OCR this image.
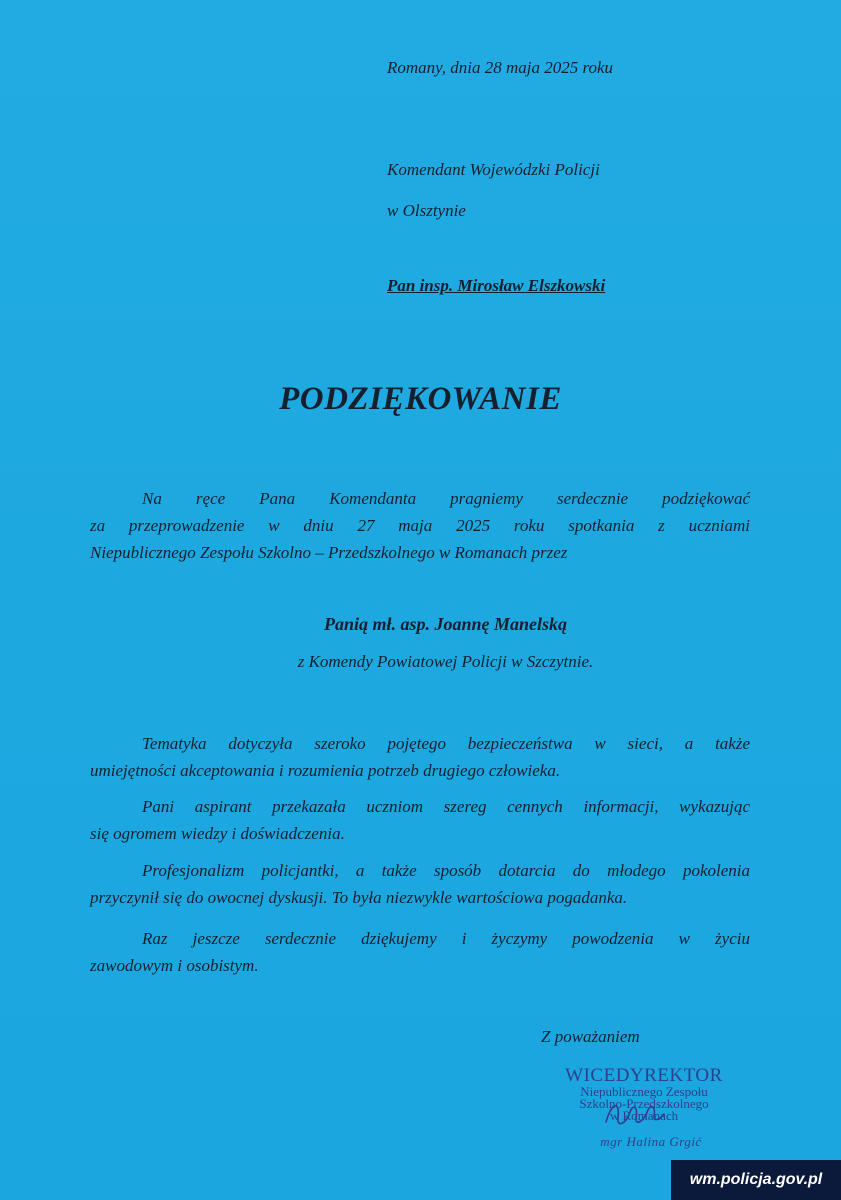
Romany, dnia 28 maja 2025 roku
Komendant Wojewódzki Policji
w Olsztynie
Pan insp. Mirosław Elszkowski
PODZIĘKOWANIE
Na ręce Pana Komendanta pragniemy serdecznie podziękować
za przeprowadzenie w dniu 27 maja 2025 roku spotkania z uczniami
Niepublicznego Zespołu Szkolno – Przedszkolnego w Romanach przez
Panią mł. asp. Joannę Manelską
z Komendy Powiatowej Policji w Szczytnie.
Tematyka dotyczyła szeroko pojętego bezpieczeństwa w sieci, a także
umiejętności akceptowania i rozumienia potrzeb drugiego człowieka.
Pani aspirant przekazała uczniom szereg cennych informacji, wykazując
się ogromem wiedzy i doświadczenia.
Profesjonalizm policjantki, a także sposób dotarcia do młodego pokolenia
przyczynił się do owocnej dyskusji. To była niezwykle wartościowa pogadanka.
Raz jeszcze serdecznie dziękujemy i życzymy powodzenia w życiu
zawodowym i osobistym.
Z poważaniem
WICEDYREKTOR
Niepublicznego Zespołu
Szkolno-Przedszkolnego
w Romanach
mgr Halina Grgić
wm.policja.gov.pl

○ ○ ○ ○

=== EXERCISE DESCRIPTION ===
Every line containing the string "roku" must be listed.

=== COMPLETED EXERCISE ===
Romany, dnia 28 maja 2025 roku
za przeprowadzenie w dniu 27 maja 2025 roku spotkania z uczniami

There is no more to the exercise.